Give a verbatim copy of the lines below, minus the pictures.

___ Information shown

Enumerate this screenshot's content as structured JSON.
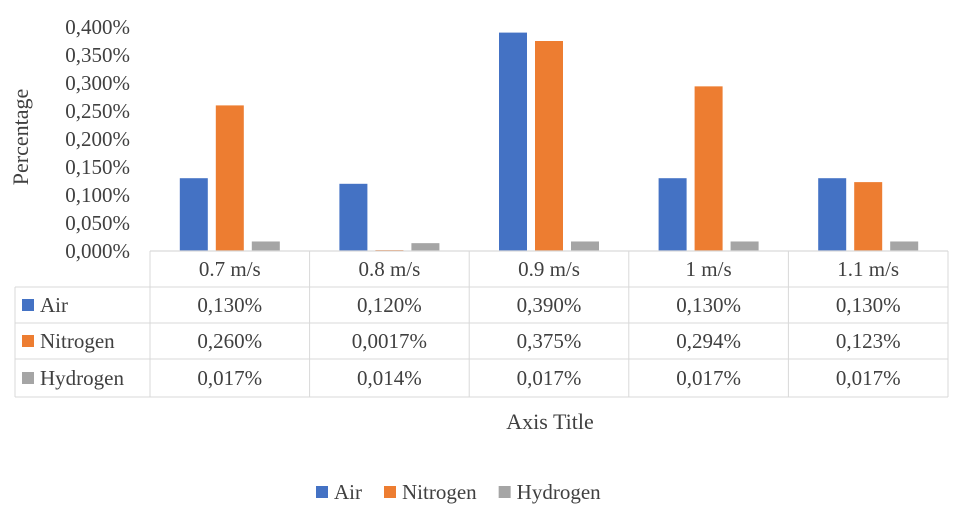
{
  "chart_data": {
    "type": "bar",
    "ylabel": "Percentage",
    "xlabel": "Axis Title",
    "categories": [
      "0.7 m/s",
      "0.8 m/s",
      "0.9 m/s",
      "1 m/s",
      "1.1 m/s"
    ],
    "ylim": [
      0,
      0.4
    ],
    "yticks": [
      "0,000%",
      "0,050%",
      "0,100%",
      "0,150%",
      "0,200%",
      "0,250%",
      "0,300%",
      "0,350%",
      "0,400%"
    ],
    "grid": false,
    "legend": "bottom",
    "series": [
      {
        "name": "Air",
        "color": "#4472C4",
        "values": [
          0.13,
          0.12,
          0.39,
          0.13,
          0.13
        ],
        "labels": [
          "0,130%",
          "0,120%",
          "0,390%",
          "0,130%",
          "0,130%"
        ]
      },
      {
        "name": "Nitrogen",
        "color": "#ED7D31",
        "values": [
          0.26,
          0.0017,
          0.375,
          0.294,
          0.123
        ],
        "labels": [
          "0,260%",
          "0,0017%",
          "0,375%",
          "0,294%",
          "0,123%"
        ]
      },
      {
        "name": "Hydrogen",
        "color": "#A5A5A5",
        "values": [
          0.017,
          0.014,
          0.017,
          0.017,
          0.017
        ],
        "labels": [
          "0,017%",
          "0,014%",
          "0,017%",
          "0,017%",
          "0,017%"
        ]
      }
    ]
  }
}
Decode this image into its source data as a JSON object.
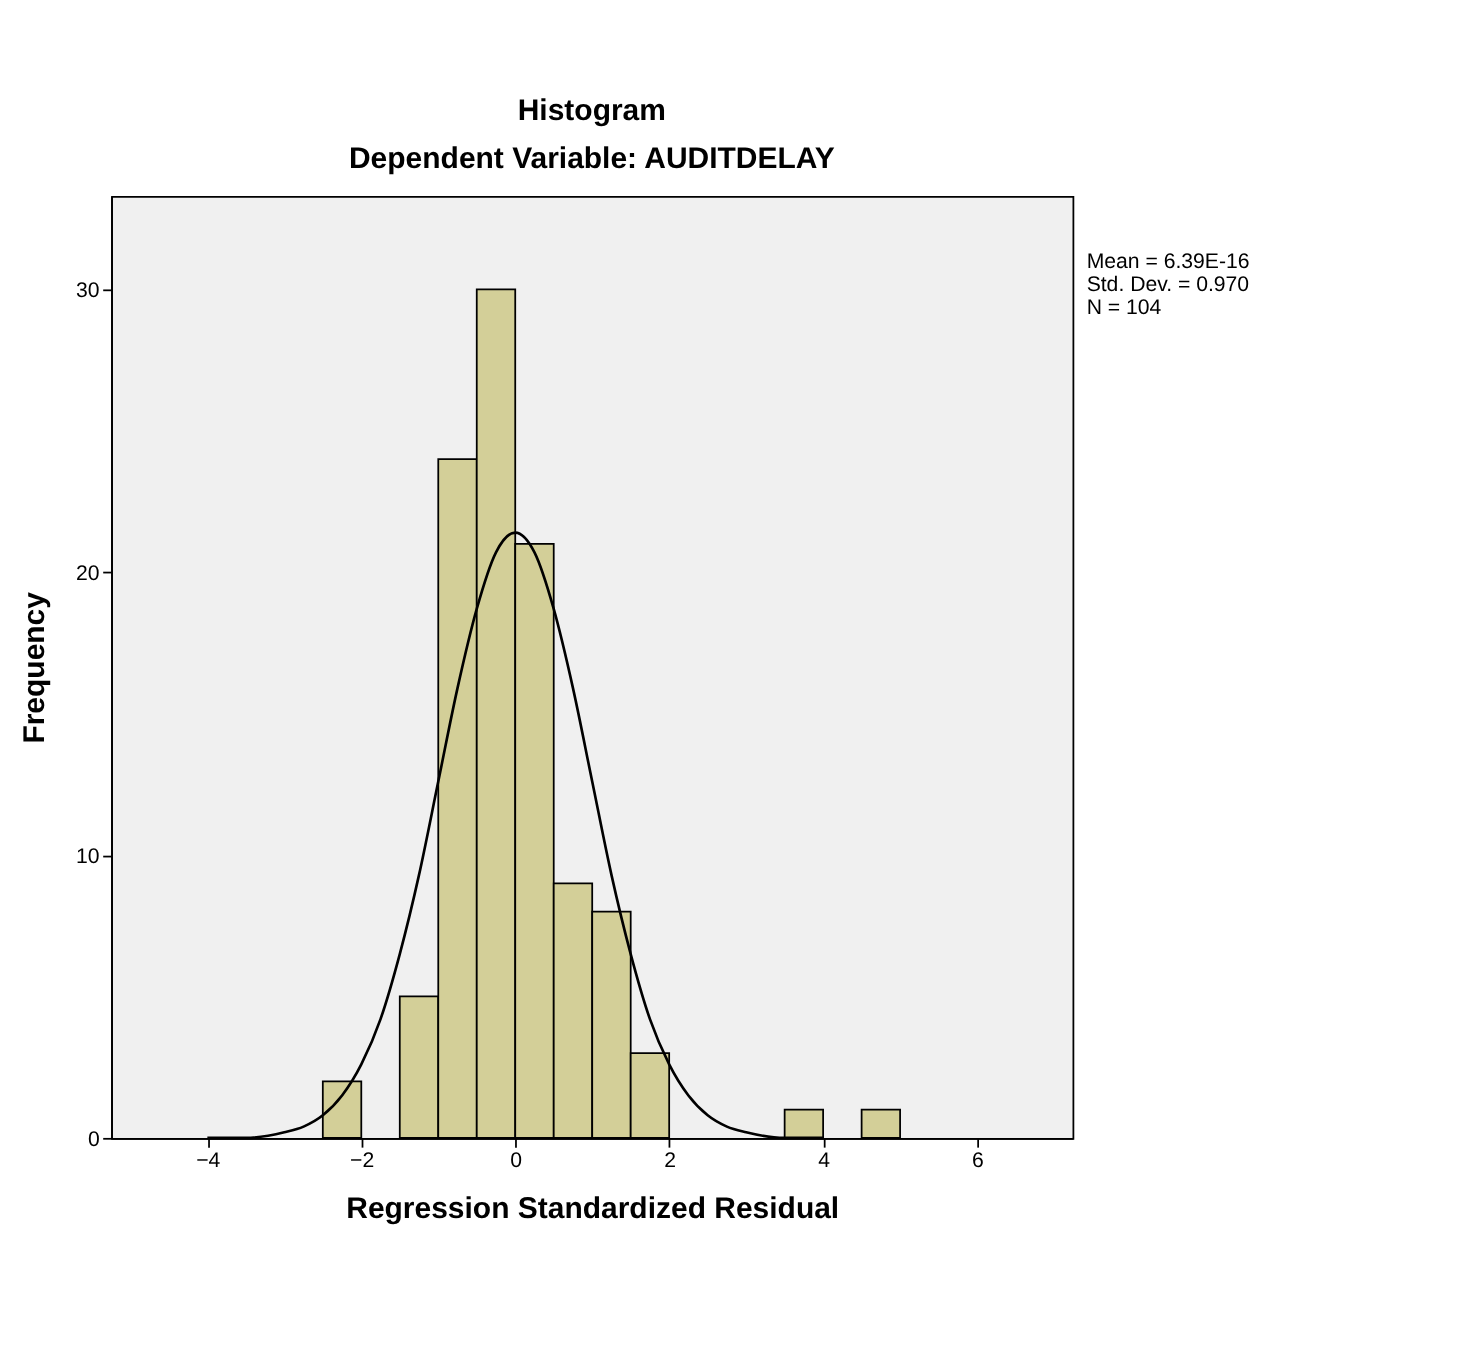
{
  "chart_data": {
    "type": "histogram",
    "title": "Histogram",
    "subtitle": "Dependent Variable: AUDITDELAY",
    "xlabel": "Regression Standardized Residual",
    "ylabel": "Frequency",
    "bins": [
      -2.5,
      -2.0,
      -1.5,
      -1.0,
      -0.5,
      0.0,
      0.5,
      1.0,
      1.5,
      2.0,
      2.5,
      3.0,
      3.5,
      4.0,
      4.5,
      5.0
    ],
    "values": [
      2,
      0,
      5,
      24,
      30,
      21,
      9,
      8,
      3,
      0,
      0,
      0,
      1,
      0,
      1
    ],
    "color": "#d3cf98",
    "series": [
      {
        "type": "line",
        "color": "#000000",
        "x": [
          -4,
          -3.5,
          -3,
          -2.75,
          -2.5,
          -2.25,
          -2,
          -1.75,
          -1.5,
          -1.25,
          -1,
          -0.75,
          -0.5,
          -0.25,
          0,
          0.25,
          0.5,
          0.75,
          1,
          1.25,
          1.5,
          1.75,
          2,
          2.25,
          2.5,
          2.75,
          3,
          3.5,
          4
        ],
        "values": [
          0.0,
          0.0,
          0.2,
          0.4,
          0.8,
          1.5,
          2.6,
          4.2,
          6.5,
          9.3,
          12.6,
          15.9,
          18.7,
          20.7,
          21.4,
          20.7,
          18.7,
          15.9,
          12.6,
          9.3,
          6.5,
          4.2,
          2.6,
          1.5,
          0.8,
          0.4,
          0.2,
          0.0,
          0.0
        ]
      }
    ],
    "xlim": [
      -5.25,
      7.24
    ],
    "ylim": [
      0,
      33.3
    ],
    "xticks": [
      -4,
      -2,
      0,
      2,
      4,
      6
    ],
    "yticks": [
      0,
      10,
      20,
      30
    ],
    "grid": false,
    "annotations": [
      "Mean = 6.39E-16",
      "Std. Dev. = 0.970",
      "N = 104"
    ]
  }
}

______

Output for this exercise
Enumerate this screenshot's content as structured JSON.
{
  "chart_data": {
    "type": "bar",
    "ylabel": "Percentage",
    "xlabel": "Axis Title",
    "categories": [
      "0.7 m/s",
      "0.8 m/s",
      "0.9 m/s",
      "1 m/s",
      "1.1 m/s"
    ],
    "ylim": [
      0,
      0.4
    ],
    "yticks": [
      "0,000%",
      "0,050%",
      "0,100%",
      "0,150%",
      "0,200%",
      "0,250%",
      "0,300%",
      "0,350%",
      "0,400%"
    ],
    "grid": false,
    "legend": "bottom",
    "series": [
      {
        "name": "Air",
        "color": "#4472C4",
        "values": [
          0.13,
          0.12,
          0.39,
          0.13,
          0.13
        ],
        "labels": [
          "0,130%",
          "0,120%",
          "0,390%",
          "0,130%",
          "0,130%"
        ]
      },
      {
        "name": "Nitrogen",
        "color": "#ED7D31",
        "values": [
          0.26,
          0.0017,
          0.375,
          0.294,
          0.123
        ],
        "labels": [
          "0,260%",
          "0,0017%",
          "0,375%",
          "0,294%",
          "0,123%"
        ]
      },
      {
        "name": "Hydrogen",
        "color": "#A5A5A5",
        "values": [
          0.017,
          0.014,
          0.017,
          0.017,
          0.017
        ],
        "labels": [
          "0,017%",
          "0,014%",
          "0,017%",
          "0,017%",
          "0,017%"
        ]
      }
    ]
  }
}
Decode this image into its source data as a JSON object.
{
  "chart_data": {
    "type": "histogram",
    "title": "Histogram",
    "subtitle": "Dependent Variable: AUDITDELAY",
    "xlabel": "Regression Standardized Residual",
    "ylabel": "Frequency",
    "bins": [
      -2.5,
      -2.0,
      -1.5,
      -1.0,
      -0.5,
      0.0,
      0.5,
      1.0,
      1.5,
      2.0,
      2.5,
      3.0,
      3.5,
      4.0,
      4.5,
      5.0
    ],
    "values": [
      2,
      0,
      5,
      24,
      30,
      21,
      9,
      8,
      3,
      0,
      0,
      0,
      1,
      0,
      1
    ],
    "color": "#d3cf98",
    "series": [
      {
        "type": "line",
        "color": "#000000",
        "x": [
          -4,
          -3.5,
          -3,
          -2.75,
          -2.5,
          -2.25,
          -2,
          -1.75,
          -1.5,
          -1.25,
          -1,
          -0.75,
          -0.5,
          -0.25,
          0,
          0.25,
          0.5,
          0.75,
          1,
          1.25,
          1.5,
          1.75,
          2,
          2.25,
          2.5,
          2.75,
          3,
          3.5,
          4
        ],
        "values": [
          0.0,
          0.0,
          0.2,
          0.4,
          0.8,
          1.5,
          2.6,
          4.2,
          6.5,
          9.3,
          12.6,
          15.9,
          18.7,
          20.7,
          21.4,
          20.7,
          18.7,
          15.9,
          12.6,
          9.3,
          6.5,
          4.2,
          2.6,
          1.5,
          0.8,
          0.4,
          0.2,
          0.0,
          0.0
        ]
      }
    ],
    "xlim": [
      -5.25,
      7.24
    ],
    "ylim": [
      0,
      33.3
    ],
    "xticks": [
      -4,
      -2,
      0,
      2,
      4,
      6
    ],
    "yticks": [
      0,
      10,
      20,
      30
    ],
    "grid": false,
    "annotations": [
      "Mean = 6.39E-16",
      "Std. Dev. = 0.970",
      "N = 104"
    ]
  }
}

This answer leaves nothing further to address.